[Extracted records]
•••
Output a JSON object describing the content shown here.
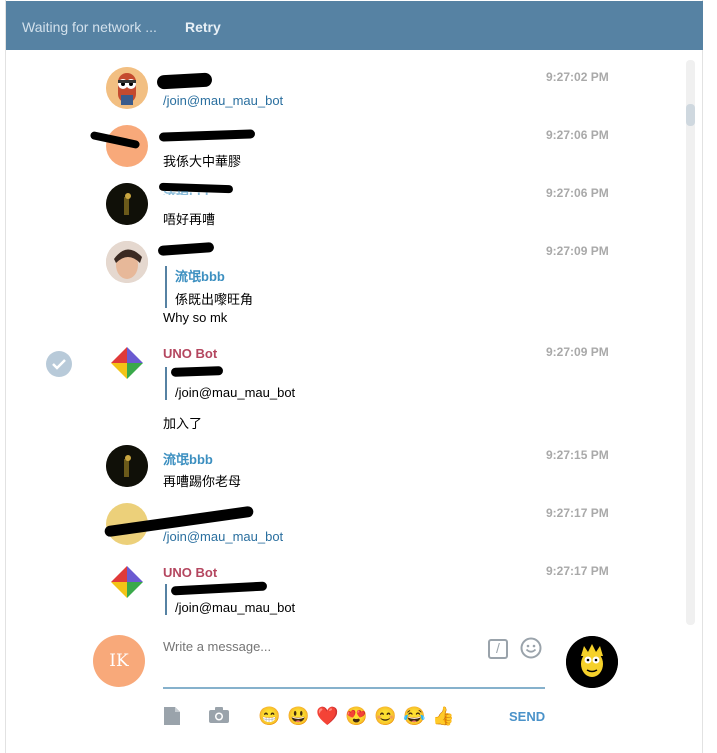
{
  "topbar": {
    "status": "Waiting for network ...",
    "retry": "Retry"
  },
  "messages": [
    {
      "name": "",
      "text": "/join@mau_mau_bot",
      "time": "9:27:02 PM"
    },
    {
      "name": "",
      "text": "我係大中華膠",
      "time": "9:27:06 PM"
    },
    {
      "name": "流氓bbb",
      "text": "唔好再嘈",
      "time": "9:27:06 PM"
    },
    {
      "name": "",
      "reply_name": "流氓bbb",
      "reply_text": "係既出嚟旺角",
      "text": "Why so mk",
      "time": "9:27:09 PM"
    },
    {
      "name": "UNO Bot",
      "reply_text": "/join@mau_mau_bot",
      "text": "加入了",
      "time": "9:27:09 PM"
    },
    {
      "name": "流氓bbb",
      "text": "再嘈踢你老母",
      "time": "9:27:15 PM"
    },
    {
      "name": "",
      "text": "/join@mau_mau_bot",
      "time": "9:27:17 PM"
    },
    {
      "name": "UNO Bot",
      "reply_text": "/join@mau_mau_bot",
      "time": "9:27:17 PM"
    }
  ],
  "composer": {
    "avatar_initials": "IK",
    "placeholder": "Write a message...",
    "command_icon": "/",
    "send": "SEND",
    "emojis": [
      "😁",
      "😃",
      "❤️",
      "😍",
      "😊",
      "😂",
      "👍"
    ]
  },
  "colors": {
    "topbar": "#5682a3",
    "name_blue": "#3c8fc0",
    "name_pink": "#b4465f",
    "send": "#4a92c9"
  }
}
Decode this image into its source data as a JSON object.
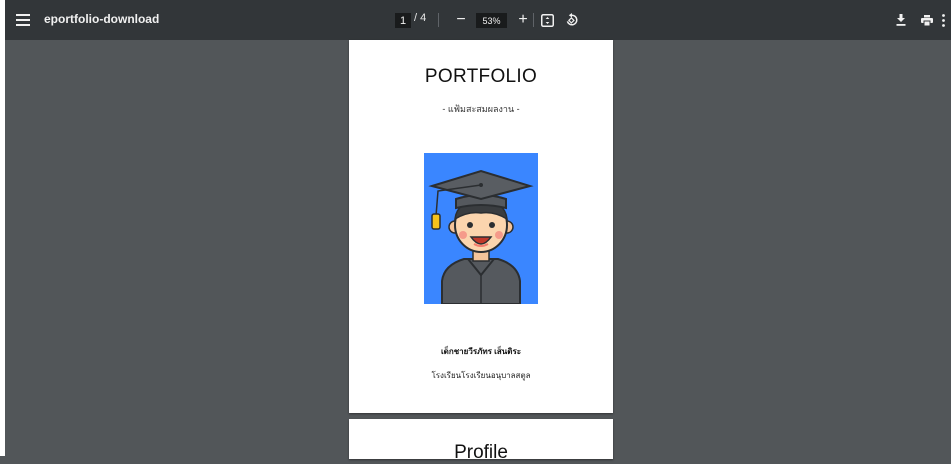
{
  "toolbar": {
    "document_title": "eportfolio-download",
    "current_page": "1",
    "page_total": "/ 4",
    "zoom_level": "53%",
    "zoom_out_symbol": "−",
    "zoom_in_symbol": "+",
    "icons": {
      "menu": "menu-icon",
      "zoom_out": "minus-icon",
      "zoom_in": "plus-icon",
      "fit": "fit-to-page-icon",
      "rotate": "rotate-icon",
      "download": "download-icon",
      "print": "print-icon",
      "more": "more-vertical-icon"
    },
    "colors": {
      "background": "#323639",
      "input_background": "#191b1c",
      "text": "#f1f1f1"
    }
  },
  "viewer": {
    "background_color": "#525659"
  },
  "page1": {
    "title": "PORTFOLIO",
    "subtitle": "- แฟ้มสะสมผลงาน -",
    "avatar_background_color": "#3a86ff",
    "student_name": "เด็กชายวีรภัทร  เส็นติระ",
    "school_name": "โรงเรียนโรงเรียนอนุบาลสตูล"
  },
  "page2": {
    "title": "Profile"
  }
}
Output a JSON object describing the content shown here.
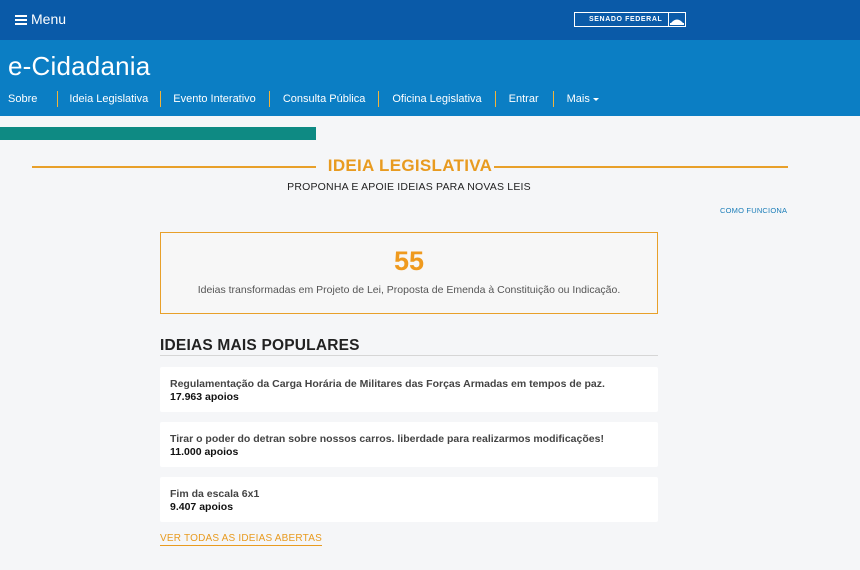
{
  "topbar": {
    "menu_label": "Menu",
    "senado_label": "SENADO FEDERAL"
  },
  "header": {
    "title": "e-Cidadania",
    "nav": [
      {
        "label": "Sobre"
      },
      {
        "label": "Ideia Legislativa"
      },
      {
        "label": "Evento Interativo"
      },
      {
        "label": "Consulta Pública"
      },
      {
        "label": "Oficina Legislativa"
      },
      {
        "label": "Entrar"
      },
      {
        "label": "Mais"
      }
    ]
  },
  "section": {
    "title": "IDEIA LEGISLATIVA",
    "subtitle": "PROPONHA E APOIE IDEIAS PARA NOVAS LEIS",
    "how_it_works": "COMO FUNCIONA"
  },
  "stat": {
    "number": "55",
    "description": "Ideias transformadas em Projeto de Lei, Proposta de Emenda à Constituição ou Indicação."
  },
  "popular": {
    "title": "IDEIAS MAIS POPULARES",
    "ideas": [
      {
        "title": "Regulamentação da Carga Horária de Militares das Forças Armadas em tempos de paz.",
        "supports": "17.963 apoios"
      },
      {
        "title": "Tirar o poder do detran sobre nossos carros. liberdade para realizarmos modificações!",
        "supports": "11.000 apoios"
      },
      {
        "title": "Fim da escala 6x1",
        "supports": "9.407 apoios"
      }
    ],
    "see_all": "VER TODAS AS IDEIAS ABERTAS"
  },
  "colors": {
    "topbar": "#0a5aa8",
    "header": "#0b7ec4",
    "accent_orange": "#e89b20",
    "teal": "#0e8a83"
  }
}
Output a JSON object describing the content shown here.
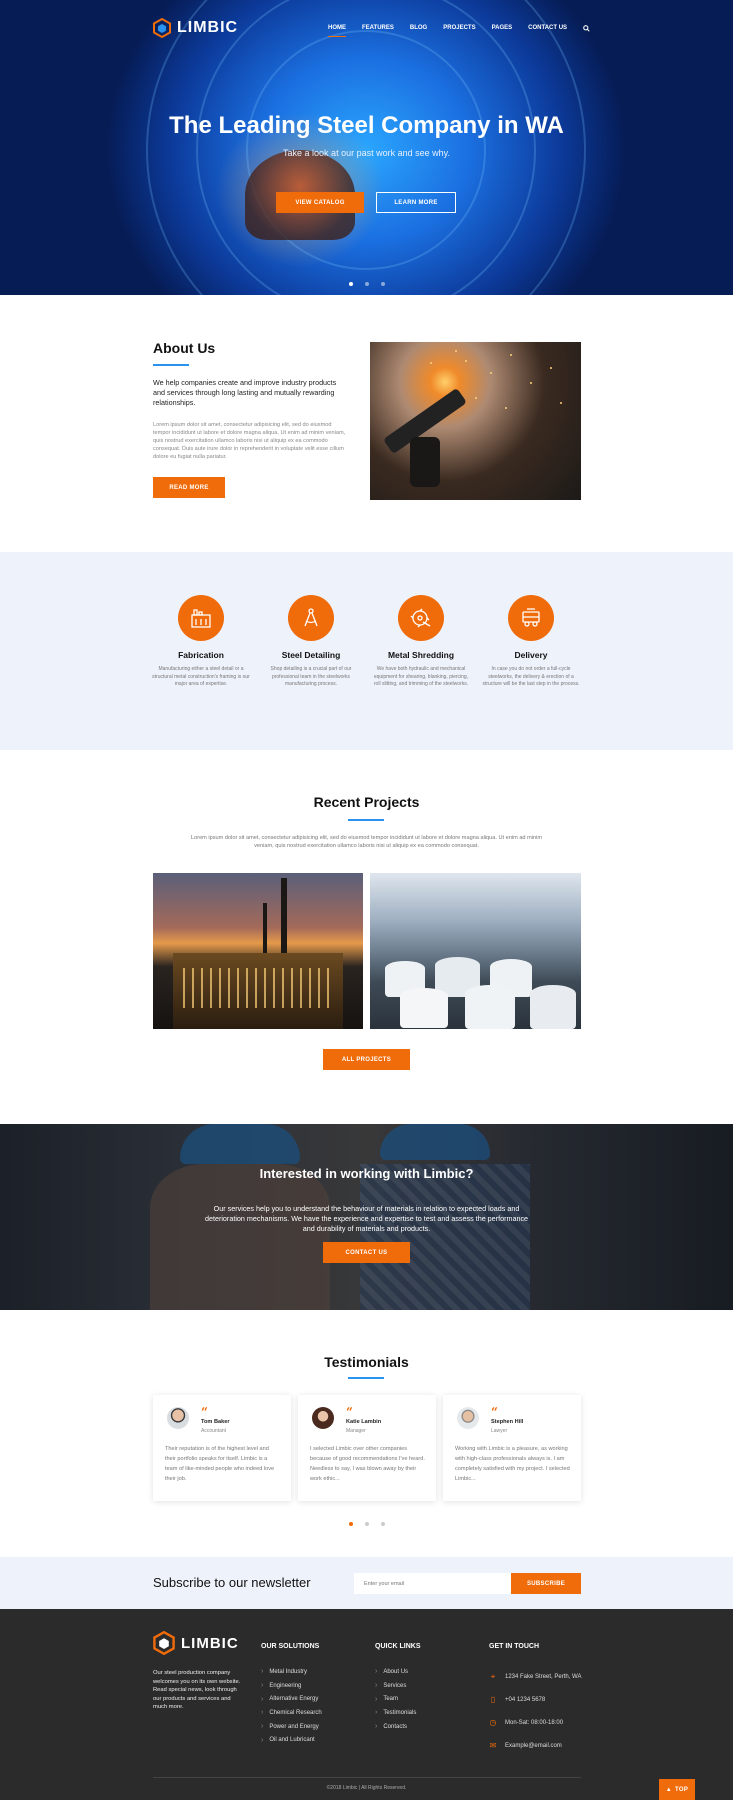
{
  "brand": {
    "name": "LIMBIC",
    "accent": "#f06b0a",
    "secondary": "#2a93f0"
  },
  "nav": {
    "items": [
      "HOME",
      "FEATURES",
      "BLOG",
      "PROJECTS",
      "PAGES",
      "CONTACT US"
    ],
    "active": "HOME",
    "search_icon": "search-icon"
  },
  "hero": {
    "title": "The Leading Steel Company in WA",
    "subtitle": "Take a look at our past work and see why.",
    "primary_button": "VIEW CATALOG",
    "secondary_button": "LEARN MORE",
    "slides": 3,
    "active_slide": 1
  },
  "about": {
    "title": "About Us",
    "lead": "We help companies create and improve industry products and services through long lasting and mutually rewarding relationships.",
    "body": "Lorem ipsum dolor sit amet, consectetur adipisicing elit, sed do eiusmod tempor incididunt ut labore et dolore magna aliqua. Ut enim ad minim veniam, quis nostrud exercitation ullamco laboris nisi ut aliquip ex ea commodo consequat. Duis aute irure dolor in reprehenderit in voluptate velit esse cillum dolore eu fugiat nulla pariatur.",
    "button": "READ MORE"
  },
  "services": [
    {
      "title": "Fabrication",
      "text": "Manufacturing either a steel detail or a structural metal construction's framing is our major area of expertise.",
      "icon": "factory-icon"
    },
    {
      "title": "Steel Detailing",
      "text": "Shop detailing is a crucial part of our professional team in the steelworks manufacturing process.",
      "icon": "compass-icon"
    },
    {
      "title": "Metal Shredding",
      "text": "We have both hydraulic and mechanical equipment for shearing, blanking, piercing, roll slitting, and trimming of the steelworks.",
      "icon": "saw-blade-icon"
    },
    {
      "title": "Delivery",
      "text": "In case you do not order a full-cycle steelworks, the delivery & erection of a structure will be the last step in the process.",
      "icon": "truck-icon"
    }
  ],
  "projects": {
    "title": "Recent Projects",
    "description": "Lorem ipsum dolor sit amet, consectetur adipisicing elit, sed do eiusmod tempor incididunt ut labore et dolore magna aliqua. Ut enim ad minim veniam, quis nostrud exercitation ullamco laboris nisi ut aliquip ex ea commodo consequat.",
    "button": "ALL PROJECTS"
  },
  "cta": {
    "title": "Interested in working with Limbic?",
    "text": "Our services help you to understand the behaviour of materials in relation to expected loads and deterioration mechanisms. We have the experience and expertise to test and assess the performance and durability of materials and products.",
    "button": "CONTACT US"
  },
  "testimonials": {
    "title": "Testimonials",
    "items": [
      {
        "name": "Tom Baker",
        "role": "Accountant",
        "text": "Their reputation is of the highest level and their portfolio speaks for itself. Limbic is a team of like-minded people who indeed love their job."
      },
      {
        "name": "Katie Lambin",
        "role": "Manager",
        "text": "I selected Limbic over other companies because of good recommendations I've heard. Needless to say, I was blown away by their work ethic..."
      },
      {
        "name": "Stephen Hill",
        "role": "Lawyer",
        "text": "Working with Limbic is a pleasure, as working with high-class professionals always is. I am completely satisfied with my project. I selected Limbic..."
      }
    ],
    "slides": 3,
    "active_slide": 1
  },
  "newsletter": {
    "title": "Subscribe to our newsletter",
    "placeholder": "Enter your email",
    "button": "SUBSCRIBE"
  },
  "footer": {
    "about": "Our steel production company welcomes you on its own website. Read special news, look through our products and services and much more.",
    "solutions_title": "OUR SOLUTIONS",
    "solutions": [
      "Metal Industry",
      "Engineering",
      "Alternative Energy",
      "Chemical Research",
      "Power and Energy",
      "Oil and Lubricant"
    ],
    "links_title": "QUICK LINKS",
    "links": [
      "About Us",
      "Services",
      "Team",
      "Testimonials",
      "Contacts"
    ],
    "contact_title": "GET IN TOUCH",
    "address": "1234 Fake Street, Perth, WA",
    "phone": "+04 1234 5678",
    "hours": "Mon-Sat: 08:00-18:00",
    "email": "Example@email.com",
    "copyright": "©2018 Limbic  |  All Rights Reserved.",
    "top_button": "TOP"
  }
}
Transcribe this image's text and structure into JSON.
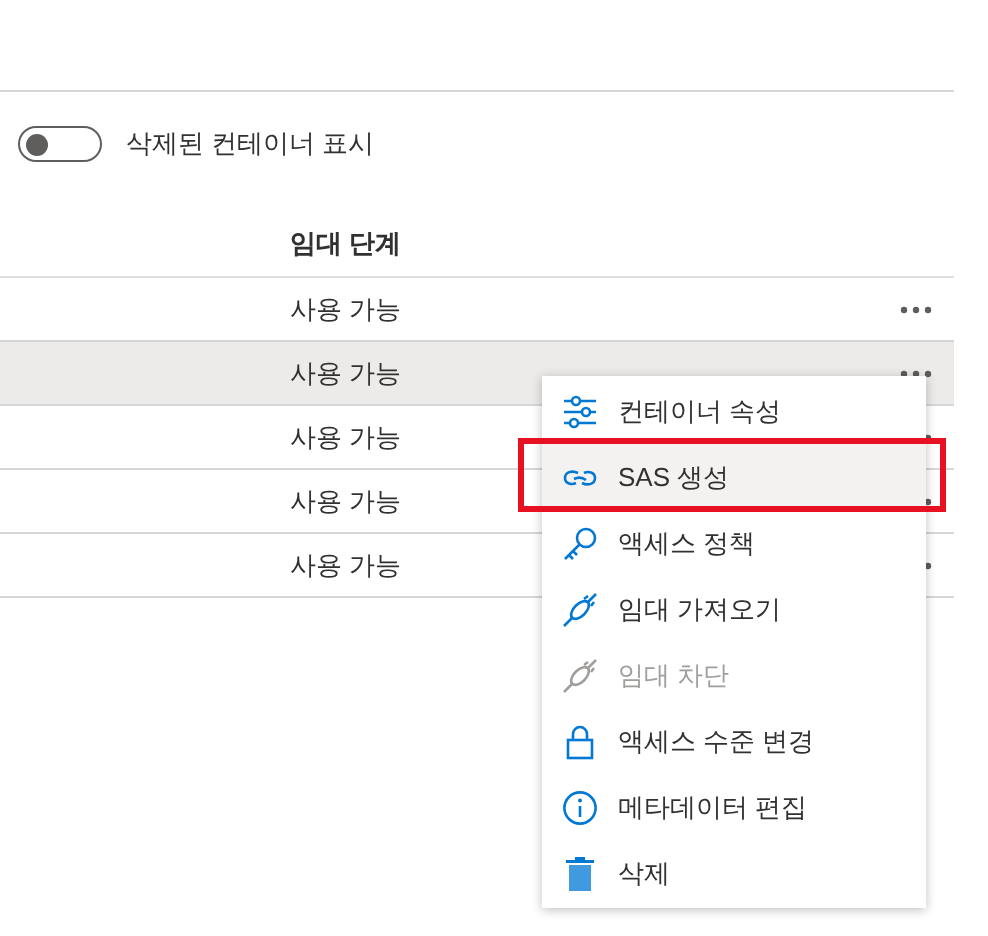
{
  "deleted_toggle": {
    "label": "삭제된 컨테이너 표시",
    "on": false
  },
  "table": {
    "columns": [
      {
        "label": "임대 단계"
      }
    ],
    "rows": [
      {
        "lease_state": "사용 가능",
        "hovered": false
      },
      {
        "lease_state": "사용 가능",
        "hovered": true
      },
      {
        "lease_state": "사용 가능",
        "hovered": false
      },
      {
        "lease_state": "사용 가능",
        "hovered": false
      },
      {
        "lease_state": "사용 가능",
        "hovered": false
      }
    ]
  },
  "context_menu": {
    "items": [
      {
        "kind": "properties",
        "label": "컨테이너 속성",
        "disabled": false,
        "hovered": false,
        "annotated": false
      },
      {
        "kind": "link",
        "label": "SAS 생성",
        "disabled": false,
        "hovered": true,
        "annotated": true
      },
      {
        "kind": "key",
        "label": "액세스 정책",
        "disabled": false,
        "hovered": false,
        "annotated": false
      },
      {
        "kind": "plug",
        "label": "임대 가져오기",
        "disabled": false,
        "hovered": false,
        "annotated": false
      },
      {
        "kind": "plug",
        "label": "임대 차단",
        "disabled": true,
        "hovered": false,
        "annotated": false
      },
      {
        "kind": "lock",
        "label": "액세스 수준 변경",
        "disabled": false,
        "hovered": false,
        "annotated": false
      },
      {
        "kind": "info",
        "label": "메타데이터 편집",
        "disabled": false,
        "hovered": false,
        "annotated": false
      },
      {
        "kind": "trash",
        "label": "삭제",
        "disabled": false,
        "hovered": false,
        "annotated": false
      }
    ]
  }
}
•••
Aim
Extract each line from the listing that holds the word "role".

The output
        "role": "Accountant",
        "role": "Manager",
        "role": "Lawyer",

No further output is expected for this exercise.